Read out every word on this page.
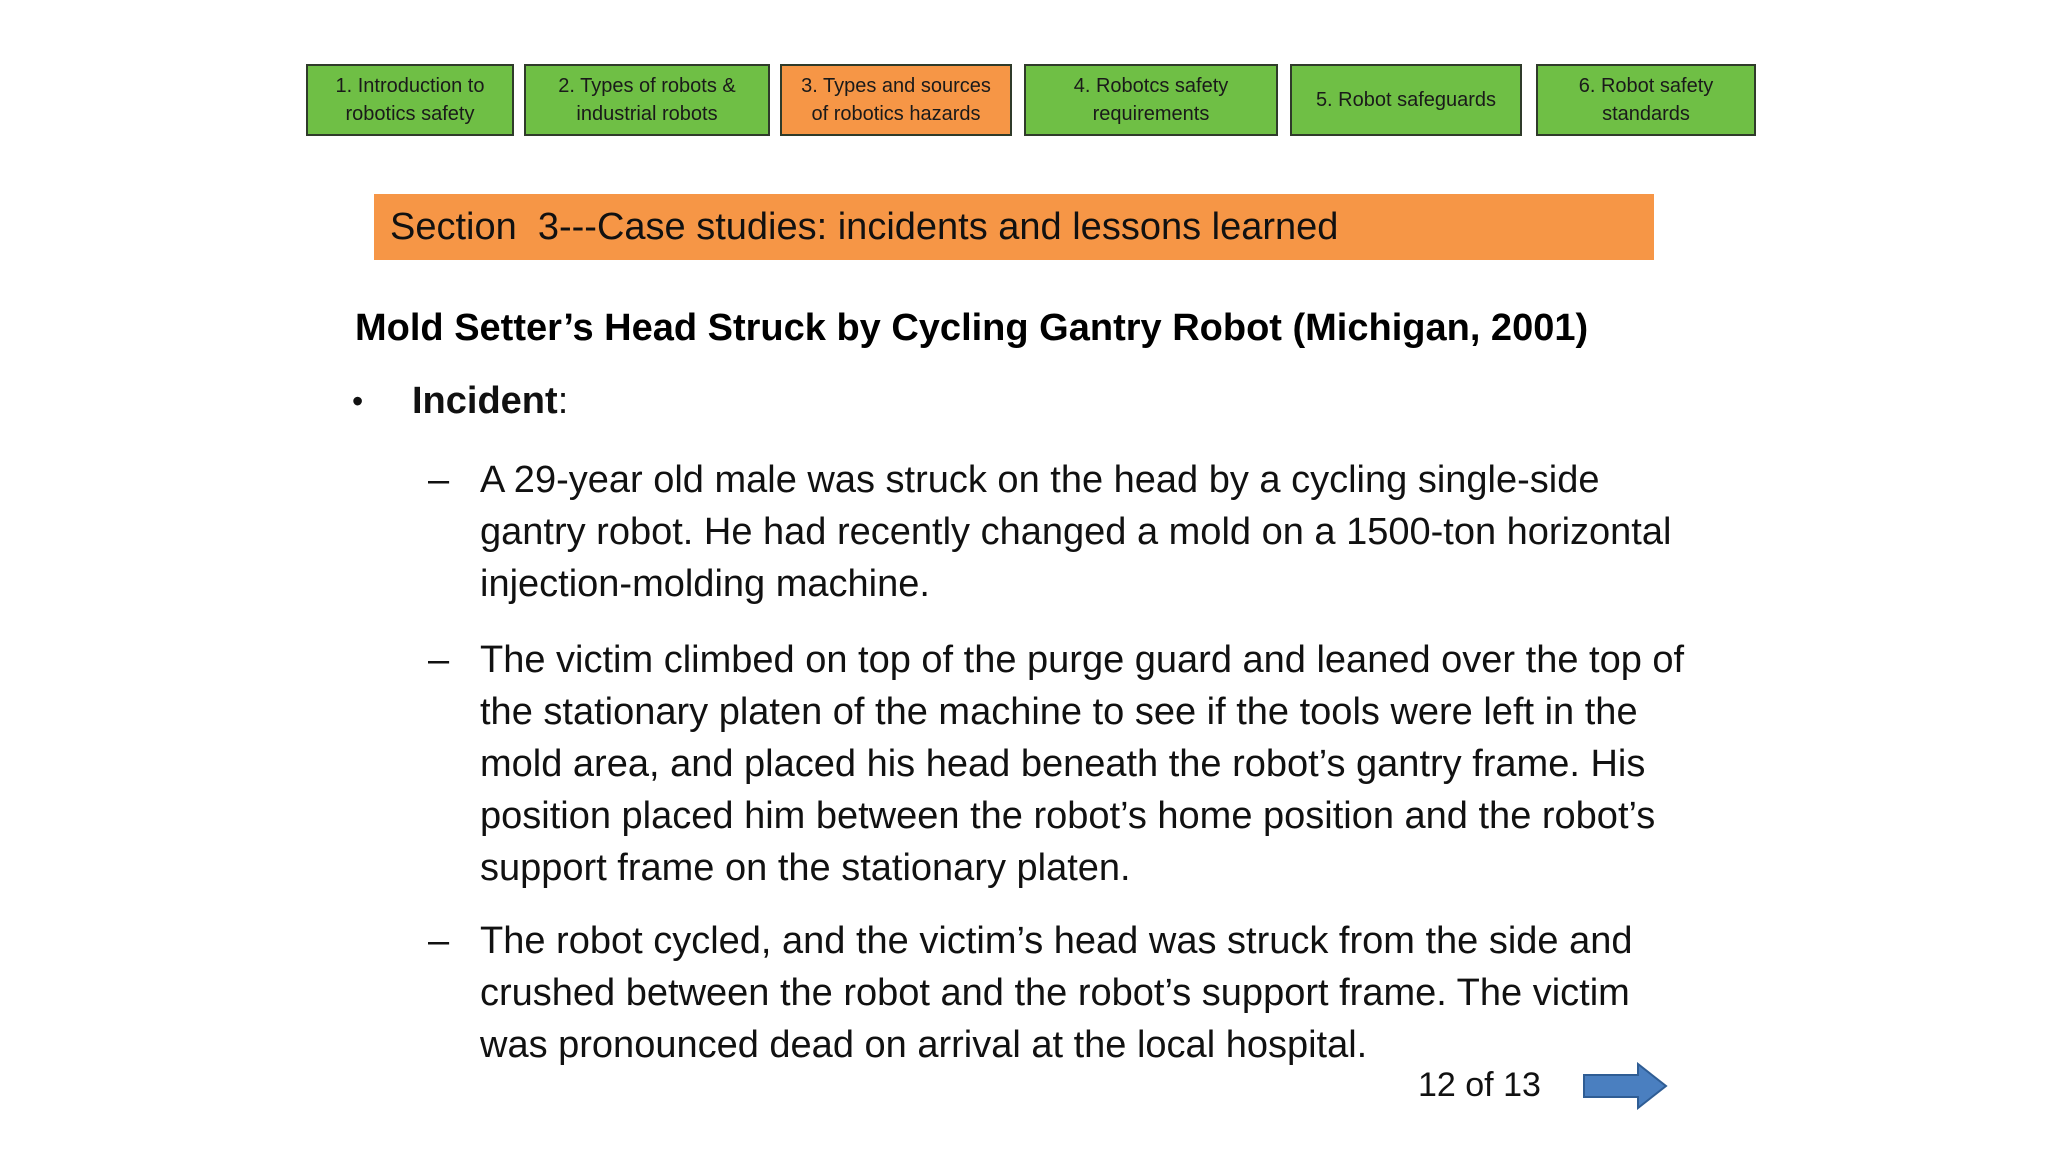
1. Introduction to
robotics safety
2. Types of robots &
industrial robots
3. Types and sources
of robotics hazards
4. Robotcs safety
requirements
5. Robot safeguards
6. Robot safety
standards
Section  3---Case studies: incidents and lessons learned
Mold Setter’s Head Struck by Cycling Gantry Robot (Michigan, 2001)
•	Incident:
– A 29-year old male was struck on the head by a cycling single-side gantry robot. He had recently changed a mold on a 1500-ton horizontal injection-molding machine.
– The victim climbed on top of the purge guard and leaned over the top of the stationary platen of the machine to see if the tools were left in the mold area, and placed his head beneath the robot’s gantry frame. His position placed him between the robot’s home position and the robot’s support frame on the stationary platen.
– The robot cycled, and the victim’s head was struck from the side and crushed between the robot and the robot’s support frame. The victim was pronounced dead on arrival at the local hospital.
12 of 13
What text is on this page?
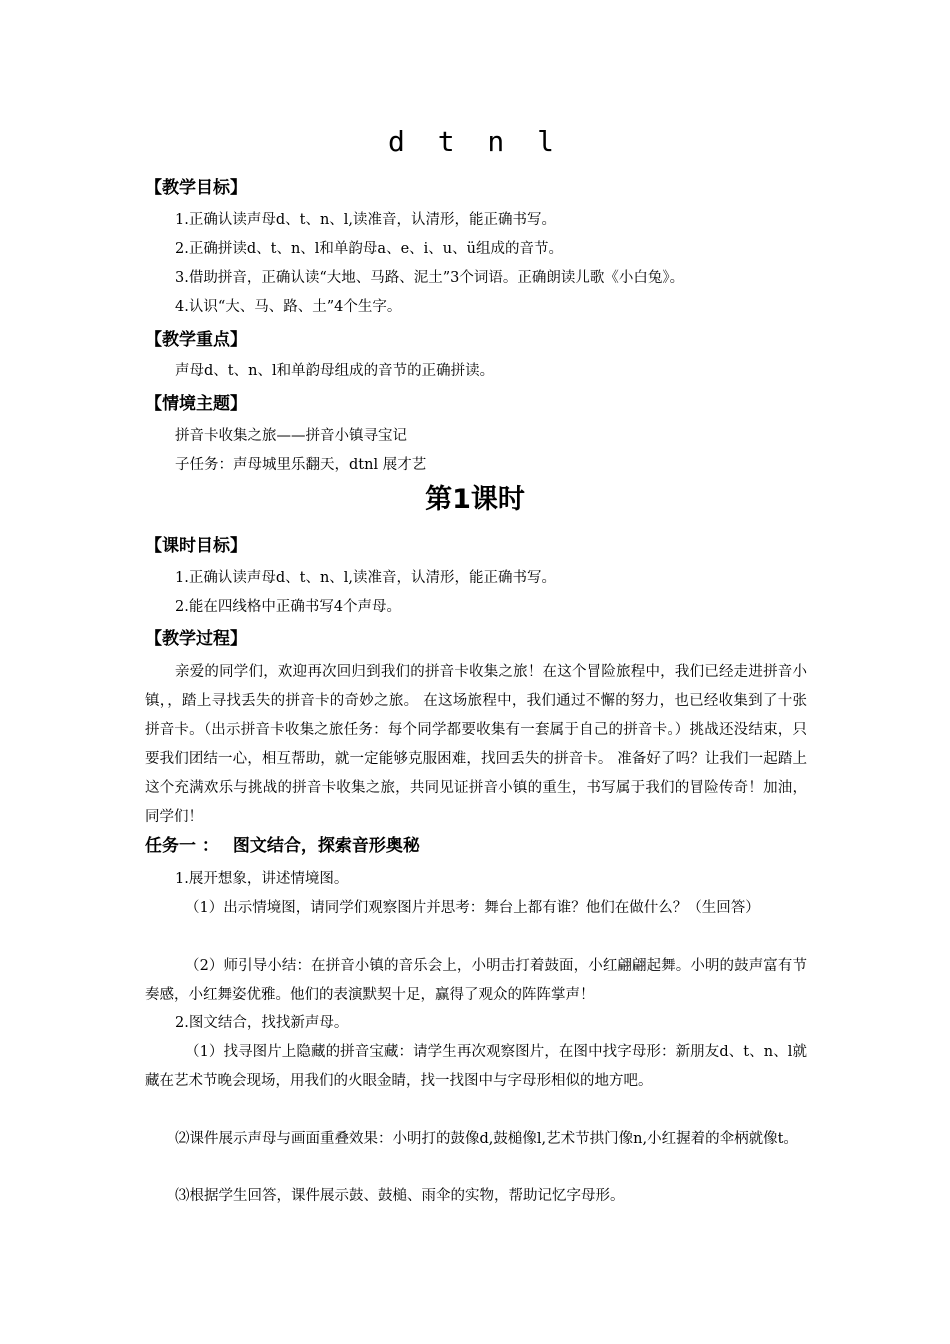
d t n l
【教学目标】
1.正确认读声母d、t、n、l,读准音，认清形，能正确书写。
2.正确拼读d、t、n、l和单韵母a、e、i、u、ü组成的音节。
3.借助拼音，正确认读“大地、马路、泥土”3个词语。正确朗读儿歌《小白兔》。
4.认识“大、马、路、土”4个生字。
【教学重点】
声母d、t、n、l和单韵母组成的音节的正确拼读。
【情境主题】
拼音卡收集之旅——拼音小镇寻宝记
子任务：声母城里乐翻天，dtnl 展才艺
第1课时
【课时目标】
1.正确认读声母d、t、n、l,读准音，认清形，能正确书写。
2.能在四线格中正确书写4个声母。
【教学过程】
亲爱的同学们，欢迎再次回归到我们的拼音卡收集之旅！在这个冒险旅程中，我们已经走进拼音小镇，，踏上寻找丢失的拼音卡的奇妙之旅。 在这场旅程中，我们通过不懈的努力，也已经收集到了十张拼音卡。（出示拼音卡收集之旅任务：每个同学都要收集有一套属于自己的拼音卡。）挑战还没结束，只要我们团结一心，相互帮助，就一定能够克服困难，找回丢失的拼音卡。 准备好了吗？让我们一起踏上这个充满欢乐与挑战的拼音卡收集之旅，共同见证拼音小镇的重生，书写属于我们的冒险传奇！加油，同学们！
任务一 ： 图文结合，探索音形奥秘
1.展开想象，讲述情境图。
（1）出示情境图，请同学们观察图片并思考：舞台上都有谁？他们在做什么？（生回答）
（2）师引导小结：在拼音小镇的音乐会上，小明击打着鼓面，小红翩翩起舞。小明的鼓声富有节奏感，小红舞姿优雅。他们的表演默契十足，赢得了观众的阵阵掌声！
2.图文结合，找找新声母。
（1）找寻图片上隐藏的拼音宝藏：请学生再次观察图片，在图中找字母形：新朋友d、t、n、l就藏在艺术节晚会现场，用我们的火眼金睛，找一找图中与字母形相似的地方吧。
⑵课件展示声母与画面重叠效果：小明打的鼓像d,鼓槌像l,艺术节拱门像n,小红握着的伞柄就像t。
⑶根据学生回答，课件展示鼓、鼓槌、雨伞的实物，帮助记忆字母形。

● YOUR GOAL: Report how many lines of the preceding records include "frame". Output the number only.

● EXERCISE ANSWER: 2